Your task ▸ Repeat, exactly and completely, the entries shown underneath.

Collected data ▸
● ● ● ● ●
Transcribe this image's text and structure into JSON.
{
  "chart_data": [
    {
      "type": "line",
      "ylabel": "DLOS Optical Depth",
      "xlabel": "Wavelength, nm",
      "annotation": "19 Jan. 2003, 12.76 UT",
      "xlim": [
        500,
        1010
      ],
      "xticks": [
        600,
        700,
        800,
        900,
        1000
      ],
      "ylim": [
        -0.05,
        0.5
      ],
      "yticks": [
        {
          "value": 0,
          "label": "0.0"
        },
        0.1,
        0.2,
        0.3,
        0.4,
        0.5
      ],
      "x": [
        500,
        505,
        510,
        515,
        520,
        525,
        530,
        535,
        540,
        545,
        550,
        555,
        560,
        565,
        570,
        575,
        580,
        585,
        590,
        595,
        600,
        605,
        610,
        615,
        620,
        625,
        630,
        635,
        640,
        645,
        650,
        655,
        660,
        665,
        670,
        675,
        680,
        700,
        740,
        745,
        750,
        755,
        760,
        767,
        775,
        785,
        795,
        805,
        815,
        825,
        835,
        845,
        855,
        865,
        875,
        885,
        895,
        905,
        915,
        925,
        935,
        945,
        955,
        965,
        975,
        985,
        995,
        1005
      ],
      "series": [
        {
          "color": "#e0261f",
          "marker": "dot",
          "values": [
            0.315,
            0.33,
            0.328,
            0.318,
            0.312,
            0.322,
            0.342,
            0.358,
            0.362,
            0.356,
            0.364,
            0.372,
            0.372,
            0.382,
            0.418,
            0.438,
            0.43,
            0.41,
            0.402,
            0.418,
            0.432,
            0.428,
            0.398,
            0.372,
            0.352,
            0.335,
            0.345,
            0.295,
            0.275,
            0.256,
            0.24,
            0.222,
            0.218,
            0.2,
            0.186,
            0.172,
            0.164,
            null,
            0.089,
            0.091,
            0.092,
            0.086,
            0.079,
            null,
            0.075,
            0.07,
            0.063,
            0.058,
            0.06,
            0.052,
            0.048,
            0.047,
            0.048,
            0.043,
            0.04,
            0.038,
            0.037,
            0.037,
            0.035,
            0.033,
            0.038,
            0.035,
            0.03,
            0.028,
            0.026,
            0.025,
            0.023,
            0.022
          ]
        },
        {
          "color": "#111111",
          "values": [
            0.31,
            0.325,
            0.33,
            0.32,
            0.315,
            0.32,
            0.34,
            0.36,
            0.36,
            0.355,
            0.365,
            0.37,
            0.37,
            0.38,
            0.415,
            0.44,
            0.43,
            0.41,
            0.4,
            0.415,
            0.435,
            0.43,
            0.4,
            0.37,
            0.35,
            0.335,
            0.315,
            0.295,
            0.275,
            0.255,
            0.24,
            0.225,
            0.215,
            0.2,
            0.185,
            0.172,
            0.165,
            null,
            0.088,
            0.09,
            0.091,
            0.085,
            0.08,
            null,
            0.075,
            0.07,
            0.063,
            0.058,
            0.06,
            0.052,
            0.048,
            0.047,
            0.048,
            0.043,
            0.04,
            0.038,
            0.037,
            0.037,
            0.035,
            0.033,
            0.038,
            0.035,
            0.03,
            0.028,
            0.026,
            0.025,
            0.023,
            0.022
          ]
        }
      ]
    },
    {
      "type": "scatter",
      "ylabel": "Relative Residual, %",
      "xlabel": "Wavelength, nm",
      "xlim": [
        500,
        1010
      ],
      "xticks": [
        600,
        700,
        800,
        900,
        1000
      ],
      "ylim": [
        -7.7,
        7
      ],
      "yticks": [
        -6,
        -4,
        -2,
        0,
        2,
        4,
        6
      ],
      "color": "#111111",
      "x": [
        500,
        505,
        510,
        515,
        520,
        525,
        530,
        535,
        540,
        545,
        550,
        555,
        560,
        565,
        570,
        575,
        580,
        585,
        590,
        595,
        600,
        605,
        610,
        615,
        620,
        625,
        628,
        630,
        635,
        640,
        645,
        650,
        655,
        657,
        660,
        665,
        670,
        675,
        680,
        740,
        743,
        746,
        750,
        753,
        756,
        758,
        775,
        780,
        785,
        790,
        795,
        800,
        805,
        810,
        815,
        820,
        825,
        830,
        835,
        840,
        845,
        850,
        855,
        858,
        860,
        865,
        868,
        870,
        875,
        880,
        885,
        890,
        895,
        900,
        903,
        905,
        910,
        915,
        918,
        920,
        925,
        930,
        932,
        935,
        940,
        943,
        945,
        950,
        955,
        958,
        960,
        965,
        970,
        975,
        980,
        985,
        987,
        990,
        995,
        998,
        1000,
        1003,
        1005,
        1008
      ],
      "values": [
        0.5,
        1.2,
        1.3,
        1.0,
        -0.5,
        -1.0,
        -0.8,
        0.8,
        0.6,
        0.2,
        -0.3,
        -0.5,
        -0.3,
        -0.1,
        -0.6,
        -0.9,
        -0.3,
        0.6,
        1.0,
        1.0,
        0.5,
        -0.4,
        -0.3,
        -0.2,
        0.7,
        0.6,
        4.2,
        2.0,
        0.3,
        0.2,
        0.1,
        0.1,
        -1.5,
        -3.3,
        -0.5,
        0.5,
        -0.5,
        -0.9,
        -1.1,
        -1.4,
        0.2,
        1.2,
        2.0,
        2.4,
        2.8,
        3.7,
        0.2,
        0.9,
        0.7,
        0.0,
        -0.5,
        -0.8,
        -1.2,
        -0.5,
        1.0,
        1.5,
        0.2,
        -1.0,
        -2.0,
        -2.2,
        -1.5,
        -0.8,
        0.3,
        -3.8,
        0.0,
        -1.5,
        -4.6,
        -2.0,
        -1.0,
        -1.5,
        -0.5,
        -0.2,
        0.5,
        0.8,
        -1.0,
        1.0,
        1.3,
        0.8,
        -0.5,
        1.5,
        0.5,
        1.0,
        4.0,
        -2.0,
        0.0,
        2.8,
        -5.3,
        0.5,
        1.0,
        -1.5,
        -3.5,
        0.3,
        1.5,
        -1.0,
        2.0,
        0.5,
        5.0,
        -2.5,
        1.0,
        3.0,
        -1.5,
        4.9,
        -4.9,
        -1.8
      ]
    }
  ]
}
● ● ● ● ●
The response ▸
Transcribe this image's text and structure into JSON.
{
  "chart_data": [
    {
      "type": "line",
      "ylabel": "DLOS Optical Depth",
      "xlabel": "Wavelength, nm",
      "annotation": "19 Jan. 2003, 12.76 UT",
      "xlim": [
        500,
        1010
      ],
      "xticks": [
        600,
        700,
        800,
        900,
        1000
      ],
      "ylim": [
        -0.05,
        0.5
      ],
      "yticks": [
        {
          "value": 0,
          "label": "0.0"
        },
        0.1,
        0.2,
        0.3,
        0.4,
        0.5
      ],
      "x": [
        500,
        505,
        510,
        515,
        520,
        525,
        530,
        535,
        540,
        545,
        550,
        555,
        560,
        565,
        570,
        575,
        580,
        585,
        590,
        595,
        600,
        605,
        610,
        615,
        620,
        625,
        630,
        635,
        640,
        645,
        650,
        655,
        660,
        665,
        670,
        675,
        680,
        700,
        740,
        745,
        750,
        755,
        760,
        767,
        775,
        785,
        795,
        805,
        815,
        825,
        835,
        845,
        855,
        865,
        875,
        885,
        895,
        905,
        915,
        925,
        935,
        945,
        955,
        965,
        975,
        985,
        995,
        1005
      ],
      "series": [
        {
          "color": "#e0261f",
          "marker": "dot",
          "values": [
            0.315,
            0.33,
            0.328,
            0.318,
            0.312,
            0.322,
            0.342,
            0.358,
            0.362,
            0.356,
            0.364,
            0.372,
            0.372,
            0.382,
            0.418,
            0.438,
            0.43,
            0.41,
            0.402,
            0.418,
            0.432,
            0.428,
            0.398,
            0.372,
            0.352,
            0.335,
            0.345,
            0.295,
            0.275,
            0.256,
            0.24,
            0.222,
            0.218,
            0.2,
            0.186,
            0.172,
            0.164,
            null,
            0.089,
            0.091,
            0.092,
            0.086,
            0.079,
            null,
            0.075,
            0.07,
            0.063,
            0.058,
            0.06,
            0.052,
            0.048,
            0.047,
            0.048,
            0.043,
            0.04,
            0.038,
            0.037,
            0.037,
            0.035,
            0.033,
            0.038,
            0.035,
            0.03,
            0.028,
            0.026,
            0.025,
            0.023,
            0.022
          ]
        },
        {
          "color": "#111111",
          "values": [
            0.31,
            0.325,
            0.33,
            0.32,
            0.315,
            0.32,
            0.34,
            0.36,
            0.36,
            0.355,
            0.365,
            0.37,
            0.37,
            0.38,
            0.415,
            0.44,
            0.43,
            0.41,
            0.4,
            0.415,
            0.435,
            0.43,
            0.4,
            0.37,
            0.35,
            0.335,
            0.315,
            0.295,
            0.275,
            0.255,
            0.24,
            0.225,
            0.215,
            0.2,
            0.185,
            0.172,
            0.165,
            null,
            0.088,
            0.09,
            0.091,
            0.085,
            0.08,
            null,
            0.075,
            0.07,
            0.063,
            0.058,
            0.06,
            0.052,
            0.048,
            0.047,
            0.048,
            0.043,
            0.04,
            0.038,
            0.037,
            0.037,
            0.035,
            0.033,
            0.038,
            0.035,
            0.03,
            0.028,
            0.026,
            0.025,
            0.023,
            0.022
          ]
        }
      ]
    },
    {
      "type": "scatter",
      "ylabel": "Relative Residual, %",
      "xlabel": "Wavelength, nm",
      "xlim": [
        500,
        1010
      ],
      "xticks": [
        600,
        700,
        800,
        900,
        1000
      ],
      "ylim": [
        -7.7,
        7
      ],
      "yticks": [
        -6,
        -4,
        -2,
        0,
        2,
        4,
        6
      ],
      "color": "#111111",
      "x": [
        500,
        505,
        510,
        515,
        520,
        525,
        530,
        535,
        540,
        545,
        550,
        555,
        560,
        565,
        570,
        575,
        580,
        585,
        590,
        595,
        600,
        605,
        610,
        615,
        620,
        625,
        628,
        630,
        635,
        640,
        645,
        650,
        655,
        657,
        660,
        665,
        670,
        675,
        680,
        740,
        743,
        746,
        750,
        753,
        756,
        758,
        775,
        780,
        785,
        790,
        795,
        800,
        805,
        810,
        815,
        820,
        825,
        830,
        835,
        840,
        845,
        850,
        855,
        858,
        860,
        865,
        868,
        870,
        875,
        880,
        885,
        890,
        895,
        900,
        903,
        905,
        910,
        915,
        918,
        920,
        925,
        930,
        932,
        935,
        940,
        943,
        945,
        950,
        955,
        958,
        960,
        965,
        970,
        975,
        980,
        985,
        987,
        990,
        995,
        998,
        1000,
        1003,
        1005,
        1008
      ],
      "values": [
        0.5,
        1.2,
        1.3,
        1.0,
        -0.5,
        -1.0,
        -0.8,
        0.8,
        0.6,
        0.2,
        -0.3,
        -0.5,
        -0.3,
        -0.1,
        -0.6,
        -0.9,
        -0.3,
        0.6,
        1.0,
        1.0,
        0.5,
        -0.4,
        -0.3,
        -0.2,
        0.7,
        0.6,
        4.2,
        2.0,
        0.3,
        0.2,
        0.1,
        0.1,
        -1.5,
        -3.3,
        -0.5,
        0.5,
        -0.5,
        -0.9,
        -1.1,
        -1.4,
        0.2,
        1.2,
        2.0,
        2.4,
        2.8,
        3.7,
        0.2,
        0.9,
        0.7,
        0.0,
        -0.5,
        -0.8,
        -1.2,
        -0.5,
        1.0,
        1.5,
        0.2,
        -1.0,
        -2.0,
        -2.2,
        -1.5,
        -0.8,
        0.3,
        -3.8,
        0.0,
        -1.5,
        -4.6,
        -2.0,
        -1.0,
        -1.5,
        -0.5,
        -0.2,
        0.5,
        0.8,
        -1.0,
        1.0,
        1.3,
        0.8,
        -0.5,
        1.5,
        0.5,
        1.0,
        4.0,
        -2.0,
        0.0,
        2.8,
        -5.3,
        0.5,
        1.0,
        -1.5,
        -3.5,
        0.3,
        1.5,
        -1.0,
        2.0,
        0.5,
        5.0,
        -2.5,
        1.0,
        3.0,
        -1.5,
        4.9,
        -4.9,
        -1.8
      ]
    }
  ]
}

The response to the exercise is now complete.